§ **Problem statement**: Check each line of the material below, and copy it if it holds the string "page".

[Records excerpted from a collection]
╔══

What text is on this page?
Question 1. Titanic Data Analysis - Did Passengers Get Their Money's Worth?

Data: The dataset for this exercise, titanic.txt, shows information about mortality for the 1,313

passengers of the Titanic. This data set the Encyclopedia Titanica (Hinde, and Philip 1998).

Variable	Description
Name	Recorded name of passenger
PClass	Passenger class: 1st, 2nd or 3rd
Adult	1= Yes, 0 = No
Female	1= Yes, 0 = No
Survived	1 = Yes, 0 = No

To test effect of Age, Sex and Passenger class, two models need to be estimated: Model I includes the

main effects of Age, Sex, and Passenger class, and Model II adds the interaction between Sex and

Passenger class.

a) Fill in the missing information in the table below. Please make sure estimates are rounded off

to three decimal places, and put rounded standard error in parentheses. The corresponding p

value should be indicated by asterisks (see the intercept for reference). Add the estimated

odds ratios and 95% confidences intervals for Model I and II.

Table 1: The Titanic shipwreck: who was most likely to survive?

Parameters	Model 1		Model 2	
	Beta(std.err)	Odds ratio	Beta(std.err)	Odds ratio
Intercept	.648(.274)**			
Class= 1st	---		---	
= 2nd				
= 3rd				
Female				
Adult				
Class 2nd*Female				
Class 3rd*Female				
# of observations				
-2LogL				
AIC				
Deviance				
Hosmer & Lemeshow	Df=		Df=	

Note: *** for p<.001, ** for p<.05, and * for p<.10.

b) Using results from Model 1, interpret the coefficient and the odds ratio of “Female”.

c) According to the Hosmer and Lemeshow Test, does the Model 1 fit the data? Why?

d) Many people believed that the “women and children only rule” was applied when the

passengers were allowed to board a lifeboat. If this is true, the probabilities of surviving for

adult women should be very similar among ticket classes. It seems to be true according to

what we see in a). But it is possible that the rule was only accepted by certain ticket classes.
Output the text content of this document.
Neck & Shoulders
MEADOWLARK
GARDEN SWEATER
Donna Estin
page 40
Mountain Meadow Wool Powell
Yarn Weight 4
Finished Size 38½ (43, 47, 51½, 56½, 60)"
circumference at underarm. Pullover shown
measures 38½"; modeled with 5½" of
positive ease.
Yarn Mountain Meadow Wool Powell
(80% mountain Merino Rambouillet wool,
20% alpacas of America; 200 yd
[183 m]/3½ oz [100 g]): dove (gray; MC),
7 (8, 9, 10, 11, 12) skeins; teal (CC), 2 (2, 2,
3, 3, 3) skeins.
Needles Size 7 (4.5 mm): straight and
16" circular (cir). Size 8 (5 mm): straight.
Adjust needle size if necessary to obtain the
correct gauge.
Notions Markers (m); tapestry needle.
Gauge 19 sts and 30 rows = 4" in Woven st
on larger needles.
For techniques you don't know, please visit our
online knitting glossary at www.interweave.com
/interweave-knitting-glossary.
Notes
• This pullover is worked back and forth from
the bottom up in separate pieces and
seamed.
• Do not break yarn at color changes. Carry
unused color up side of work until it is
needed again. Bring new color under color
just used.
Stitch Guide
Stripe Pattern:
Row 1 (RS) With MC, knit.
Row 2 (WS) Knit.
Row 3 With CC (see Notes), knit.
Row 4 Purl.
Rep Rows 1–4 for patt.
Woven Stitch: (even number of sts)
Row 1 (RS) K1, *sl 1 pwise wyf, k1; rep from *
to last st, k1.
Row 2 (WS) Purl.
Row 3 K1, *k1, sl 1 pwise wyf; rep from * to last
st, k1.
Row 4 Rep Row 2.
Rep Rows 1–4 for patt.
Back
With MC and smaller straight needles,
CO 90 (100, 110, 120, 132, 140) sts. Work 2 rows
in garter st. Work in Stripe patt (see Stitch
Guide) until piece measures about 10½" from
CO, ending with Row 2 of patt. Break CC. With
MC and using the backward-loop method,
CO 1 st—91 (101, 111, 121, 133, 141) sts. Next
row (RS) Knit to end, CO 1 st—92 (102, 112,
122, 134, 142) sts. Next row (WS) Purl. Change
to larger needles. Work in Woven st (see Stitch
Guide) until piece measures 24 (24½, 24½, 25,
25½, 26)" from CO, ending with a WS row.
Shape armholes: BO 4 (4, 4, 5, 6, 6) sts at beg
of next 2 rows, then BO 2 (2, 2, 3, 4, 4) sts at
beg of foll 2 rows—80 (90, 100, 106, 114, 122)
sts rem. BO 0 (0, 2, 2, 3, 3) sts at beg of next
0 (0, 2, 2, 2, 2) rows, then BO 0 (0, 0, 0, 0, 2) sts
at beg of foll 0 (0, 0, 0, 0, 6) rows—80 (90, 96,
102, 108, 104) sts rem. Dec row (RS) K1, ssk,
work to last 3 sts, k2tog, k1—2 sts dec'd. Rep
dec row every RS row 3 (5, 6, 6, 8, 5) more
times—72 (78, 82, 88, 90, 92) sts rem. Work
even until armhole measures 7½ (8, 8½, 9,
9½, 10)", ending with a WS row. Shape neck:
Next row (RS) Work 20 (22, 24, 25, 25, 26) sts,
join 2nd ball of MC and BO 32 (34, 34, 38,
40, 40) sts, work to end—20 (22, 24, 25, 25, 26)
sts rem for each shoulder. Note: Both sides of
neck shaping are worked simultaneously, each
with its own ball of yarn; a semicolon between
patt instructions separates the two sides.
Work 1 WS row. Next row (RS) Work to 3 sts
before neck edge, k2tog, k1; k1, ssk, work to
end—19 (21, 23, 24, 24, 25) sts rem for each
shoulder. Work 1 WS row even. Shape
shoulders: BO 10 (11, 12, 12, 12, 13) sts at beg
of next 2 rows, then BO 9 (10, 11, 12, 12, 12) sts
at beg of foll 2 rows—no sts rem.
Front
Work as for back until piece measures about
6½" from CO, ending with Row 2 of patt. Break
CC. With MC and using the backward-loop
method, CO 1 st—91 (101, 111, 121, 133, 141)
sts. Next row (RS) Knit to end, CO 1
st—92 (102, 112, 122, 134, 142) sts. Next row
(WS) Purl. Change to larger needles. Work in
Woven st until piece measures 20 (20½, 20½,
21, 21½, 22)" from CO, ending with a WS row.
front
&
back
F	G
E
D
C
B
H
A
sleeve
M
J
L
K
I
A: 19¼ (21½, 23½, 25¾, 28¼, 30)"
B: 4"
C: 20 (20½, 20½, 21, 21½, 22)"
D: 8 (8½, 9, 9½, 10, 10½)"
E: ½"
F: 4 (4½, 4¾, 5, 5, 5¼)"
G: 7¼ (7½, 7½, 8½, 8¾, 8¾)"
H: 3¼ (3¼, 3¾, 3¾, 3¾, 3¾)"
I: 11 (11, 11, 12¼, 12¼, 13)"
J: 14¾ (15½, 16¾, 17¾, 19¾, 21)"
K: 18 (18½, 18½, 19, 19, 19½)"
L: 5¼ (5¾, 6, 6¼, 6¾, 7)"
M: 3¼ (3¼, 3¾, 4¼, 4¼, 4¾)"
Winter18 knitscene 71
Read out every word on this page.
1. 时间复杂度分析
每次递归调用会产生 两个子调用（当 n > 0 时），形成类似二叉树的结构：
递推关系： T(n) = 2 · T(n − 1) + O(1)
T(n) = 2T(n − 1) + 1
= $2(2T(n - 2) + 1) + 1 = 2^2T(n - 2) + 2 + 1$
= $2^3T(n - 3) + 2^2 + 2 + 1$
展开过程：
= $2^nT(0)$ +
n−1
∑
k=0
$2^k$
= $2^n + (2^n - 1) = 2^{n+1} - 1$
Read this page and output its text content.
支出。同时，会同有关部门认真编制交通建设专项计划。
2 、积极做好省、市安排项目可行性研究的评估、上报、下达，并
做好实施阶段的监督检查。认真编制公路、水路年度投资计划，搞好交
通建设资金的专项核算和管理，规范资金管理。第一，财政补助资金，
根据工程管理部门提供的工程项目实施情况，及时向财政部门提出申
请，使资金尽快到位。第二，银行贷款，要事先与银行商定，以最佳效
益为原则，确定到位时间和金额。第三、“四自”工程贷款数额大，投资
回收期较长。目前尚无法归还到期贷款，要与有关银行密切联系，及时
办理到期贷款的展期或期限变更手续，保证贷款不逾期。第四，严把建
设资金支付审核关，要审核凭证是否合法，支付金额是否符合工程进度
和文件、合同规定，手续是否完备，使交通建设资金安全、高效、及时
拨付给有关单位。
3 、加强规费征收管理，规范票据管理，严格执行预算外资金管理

╚══

§ **Response**:
What text is on this page?
page 40
Read out every word on this page.
Read this page and output its text content.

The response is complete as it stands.